Stored data
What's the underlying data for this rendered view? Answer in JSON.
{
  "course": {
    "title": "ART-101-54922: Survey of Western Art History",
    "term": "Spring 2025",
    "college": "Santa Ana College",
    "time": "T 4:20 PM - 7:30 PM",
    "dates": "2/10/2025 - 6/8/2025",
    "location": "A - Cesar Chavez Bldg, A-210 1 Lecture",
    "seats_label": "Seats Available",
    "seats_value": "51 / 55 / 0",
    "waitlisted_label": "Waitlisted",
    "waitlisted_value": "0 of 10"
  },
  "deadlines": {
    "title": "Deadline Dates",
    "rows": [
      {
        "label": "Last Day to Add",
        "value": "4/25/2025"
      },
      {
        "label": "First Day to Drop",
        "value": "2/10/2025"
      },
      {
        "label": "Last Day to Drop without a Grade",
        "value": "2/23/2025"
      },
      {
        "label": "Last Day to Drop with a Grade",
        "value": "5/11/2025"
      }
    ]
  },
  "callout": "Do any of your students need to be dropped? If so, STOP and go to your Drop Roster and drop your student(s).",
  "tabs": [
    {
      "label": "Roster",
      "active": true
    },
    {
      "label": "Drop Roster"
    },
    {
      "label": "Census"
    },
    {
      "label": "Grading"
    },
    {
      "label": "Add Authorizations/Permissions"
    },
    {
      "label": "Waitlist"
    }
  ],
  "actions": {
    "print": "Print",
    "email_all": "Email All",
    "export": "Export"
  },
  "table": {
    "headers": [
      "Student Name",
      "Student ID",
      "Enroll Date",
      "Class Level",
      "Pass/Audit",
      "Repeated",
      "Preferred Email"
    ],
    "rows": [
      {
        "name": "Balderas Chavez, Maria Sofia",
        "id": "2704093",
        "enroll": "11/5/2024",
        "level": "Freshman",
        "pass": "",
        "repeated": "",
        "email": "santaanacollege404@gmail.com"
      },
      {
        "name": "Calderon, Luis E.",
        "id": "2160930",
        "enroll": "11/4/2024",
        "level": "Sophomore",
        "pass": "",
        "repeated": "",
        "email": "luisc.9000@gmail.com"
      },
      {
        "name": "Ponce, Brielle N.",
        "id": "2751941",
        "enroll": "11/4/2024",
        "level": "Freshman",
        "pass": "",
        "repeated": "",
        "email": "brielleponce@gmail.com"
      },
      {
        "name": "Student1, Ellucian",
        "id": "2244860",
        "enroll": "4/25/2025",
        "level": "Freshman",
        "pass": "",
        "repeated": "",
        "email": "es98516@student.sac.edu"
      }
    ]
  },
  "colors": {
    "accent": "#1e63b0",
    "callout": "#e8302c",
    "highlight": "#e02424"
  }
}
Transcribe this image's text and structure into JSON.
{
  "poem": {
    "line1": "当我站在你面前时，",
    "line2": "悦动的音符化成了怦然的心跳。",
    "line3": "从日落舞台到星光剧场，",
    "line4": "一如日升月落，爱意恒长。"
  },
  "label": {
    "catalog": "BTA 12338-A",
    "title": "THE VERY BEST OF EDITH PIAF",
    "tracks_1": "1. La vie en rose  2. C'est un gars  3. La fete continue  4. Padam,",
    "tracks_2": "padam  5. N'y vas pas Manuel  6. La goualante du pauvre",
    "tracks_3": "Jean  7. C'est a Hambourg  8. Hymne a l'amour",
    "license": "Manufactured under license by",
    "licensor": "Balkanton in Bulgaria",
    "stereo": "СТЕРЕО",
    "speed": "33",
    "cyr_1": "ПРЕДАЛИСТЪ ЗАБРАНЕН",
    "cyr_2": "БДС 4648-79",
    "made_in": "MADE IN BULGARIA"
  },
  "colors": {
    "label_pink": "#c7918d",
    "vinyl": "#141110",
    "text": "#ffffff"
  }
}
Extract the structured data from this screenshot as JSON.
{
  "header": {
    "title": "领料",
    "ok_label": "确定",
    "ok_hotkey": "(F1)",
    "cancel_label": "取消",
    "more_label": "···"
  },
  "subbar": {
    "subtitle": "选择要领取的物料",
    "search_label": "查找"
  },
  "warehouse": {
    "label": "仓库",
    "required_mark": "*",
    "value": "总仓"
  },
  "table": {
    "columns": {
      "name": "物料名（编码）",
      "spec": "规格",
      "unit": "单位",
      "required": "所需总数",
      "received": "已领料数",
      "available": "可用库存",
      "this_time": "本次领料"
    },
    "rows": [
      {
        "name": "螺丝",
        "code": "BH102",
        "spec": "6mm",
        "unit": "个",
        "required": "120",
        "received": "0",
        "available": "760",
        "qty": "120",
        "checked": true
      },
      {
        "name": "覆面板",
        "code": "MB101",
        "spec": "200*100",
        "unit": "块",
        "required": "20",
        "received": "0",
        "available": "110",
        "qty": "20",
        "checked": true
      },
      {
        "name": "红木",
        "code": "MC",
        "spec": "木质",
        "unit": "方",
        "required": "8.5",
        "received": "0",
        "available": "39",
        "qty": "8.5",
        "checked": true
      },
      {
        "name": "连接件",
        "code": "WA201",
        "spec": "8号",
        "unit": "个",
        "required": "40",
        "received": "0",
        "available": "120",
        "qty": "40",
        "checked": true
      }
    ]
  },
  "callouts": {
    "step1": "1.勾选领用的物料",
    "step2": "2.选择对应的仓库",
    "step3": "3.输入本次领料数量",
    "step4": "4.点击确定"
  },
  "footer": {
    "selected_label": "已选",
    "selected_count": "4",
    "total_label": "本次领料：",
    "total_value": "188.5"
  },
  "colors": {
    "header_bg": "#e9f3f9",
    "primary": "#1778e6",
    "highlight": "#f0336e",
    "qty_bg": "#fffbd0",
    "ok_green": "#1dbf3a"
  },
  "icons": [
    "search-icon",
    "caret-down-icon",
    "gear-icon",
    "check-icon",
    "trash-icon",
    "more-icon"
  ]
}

> [Required task]
The entries above must be returned in full, exactly as shown.

> [Written answer]
What's the underlying data for this rendered view? Answer in JSON.
{
  "course": {
    "title": "ART-101-54922: Survey of Western Art History",
    "term": "Spring 2025",
    "college": "Santa Ana College",
    "time": "T 4:20 PM - 7:30 PM",
    "dates": "2/10/2025 - 6/8/2025",
    "location": "A - Cesar Chavez Bldg, A-210 1 Lecture",
    "seats_label": "Seats Available",
    "seats_value": "51 / 55 / 0",
    "waitlisted_label": "Waitlisted",
    "waitlisted_value": "0 of 10"
  },
  "deadlines": {
    "title": "Deadline Dates",
    "rows": [
      {
        "label": "Last Day to Add",
        "value": "4/25/2025"
      },
      {
        "label": "First Day to Drop",
        "value": "2/10/2025"
      },
      {
        "label": "Last Day to Drop without a Grade",
        "value": "2/23/2025"
      },
      {
        "label": "Last Day to Drop with a Grade",
        "value": "5/11/2025"
      }
    ]
  },
  "callout": "Do any of your students need to be dropped? If so, STOP and go to your Drop Roster and drop your student(s).",
  "tabs": [
    {
      "label": "Roster",
      "active": true
    },
    {
      "label": "Drop Roster"
    },
    {
      "label": "Census"
    },
    {
      "label": "Grading"
    },
    {
      "label": "Add Authorizations/Permissions"
    },
    {
      "label": "Waitlist"
    }
  ],
  "actions": {
    "print": "Print",
    "email_all": "Email All",
    "export": "Export"
  },
  "table": {
    "headers": [
      "Student Name",
      "Student ID",
      "Enroll Date",
      "Class Level",
      "Pass/Audit",
      "Repeated",
      "Preferred Email"
    ],
    "rows": [
      {
        "name": "Balderas Chavez, Maria Sofia",
        "id": "2704093",
        "enroll": "11/5/2024",
        "level": "Freshman",
        "pass": "",
        "repeated": "",
        "email": "santaanacollege404@gmail.com"
      },
      {
        "name": "Calderon, Luis E.",
        "id": "2160930",
        "enroll": "11/4/2024",
        "level": "Sophomore",
        "pass": "",
        "repeated": "",
        "email": "luisc.9000@gmail.com"
      },
      {
        "name": "Ponce, Brielle N.",
        "id": "2751941",
        "enroll": "11/4/2024",
        "level": "Freshman",
        "pass": "",
        "repeated": "",
        "email": "brielleponce@gmail.com"
      },
      {
        "name": "Student1, Ellucian",
        "id": "2244860",
        "enroll": "4/25/2025",
        "level": "Freshman",
        "pass": "",
        "repeated": "",
        "email": "es98516@student.sac.edu"
      }
    ]
  },
  "colors": {
    "accent": "#1e63b0",
    "callout": "#e8302c",
    "highlight": "#e02424"
  }
}
Transcribe this image's text and structure into JSON.
{
  "poem": {
    "line1": "当我站在你面前时，",
    "line2": "悦动的音符化成了怦然的心跳。",
    "line3": "从日落舞台到星光剧场，",
    "line4": "一如日升月落，爱意恒长。"
  },
  "label": {
    "catalog": "BTA 12338-A",
    "title": "THE VERY BEST OF EDITH PIAF",
    "tracks_1": "1. La vie en rose  2. C'est un gars  3. La fete continue  4. Padam,",
    "tracks_2": "padam  5. N'y vas pas Manuel  6. La goualante du pauvre",
    "tracks_3": "Jean  7. C'est a Hambourg  8. Hymne a l'amour",
    "license": "Manufactured under license by",
    "licensor": "Balkanton in Bulgaria",
    "stereo": "СТЕРЕО",
    "speed": "33",
    "cyr_1": "ПРЕДАЛИСТЪ ЗАБРАНЕН",
    "cyr_2": "БДС 4648-79",
    "made_in": "MADE IN BULGARIA"
  },
  "colors": {
    "label_pink": "#c7918d",
    "vinyl": "#141110",
    "text": "#ffffff"
  }
}
Extract the structured data from this screenshot as JSON.
{
  "header": {
    "title": "领料",
    "ok_label": "确定",
    "ok_hotkey": "(F1)",
    "cancel_label": "取消",
    "more_label": "···"
  },
  "subbar": {
    "subtitle": "选择要领取的物料",
    "search_label": "查找"
  },
  "warehouse": {
    "label": "仓库",
    "required_mark": "*",
    "value": "总仓"
  },
  "table": {
    "columns": {
      "name": "物料名（编码）",
      "spec": "规格",
      "unit": "单位",
      "required": "所需总数",
      "received": "已领料数",
      "available": "可用库存",
      "this_time": "本次领料"
    },
    "rows": [
      {
        "name": "螺丝",
        "code": "BH102",
        "spec": "6mm",
        "unit": "个",
        "required": "120",
        "received": "0",
        "available": "760",
        "qty": "120",
        "checked": true
      },
      {
        "name": "覆面板",
        "code": "MB101",
        "spec": "200*100",
        "unit": "块",
        "required": "20",
        "received": "0",
        "available": "110",
        "qty": "20",
        "checked": true
      },
      {
        "name": "红木",
        "code": "MC",
        "spec": "木质",
        "unit": "方",
        "required": "8.5",
        "received": "0",
        "available": "39",
        "qty": "8.5",
        "checked": true
      },
      {
        "name": "连接件",
        "code": "WA201",
        "spec": "8号",
        "unit": "个",
        "required": "40",
        "received": "0",
        "available": "120",
        "qty": "40",
        "checked": true
      }
    ]
  },
  "callouts": {
    "step1": "1.勾选领用的物料",
    "step2": "2.选择对应的仓库",
    "step3": "3.输入本次领料数量",
    "step4": "4.点击确定"
  },
  "footer": {
    "selected_label": "已选",
    "selected_count": "4",
    "total_label": "本次领料：",
    "total_value": "188.5"
  },
  "colors": {
    "header_bg": "#e9f3f9",
    "primary": "#1778e6",
    "highlight": "#f0336e",
    "qty_bg": "#fffbd0",
    "ok_green": "#1dbf3a"
  },
  "icons": [
    "search-icon",
    "caret-down-icon",
    "gear-icon",
    "check-icon",
    "trash-icon",
    "more-icon"
  ]
}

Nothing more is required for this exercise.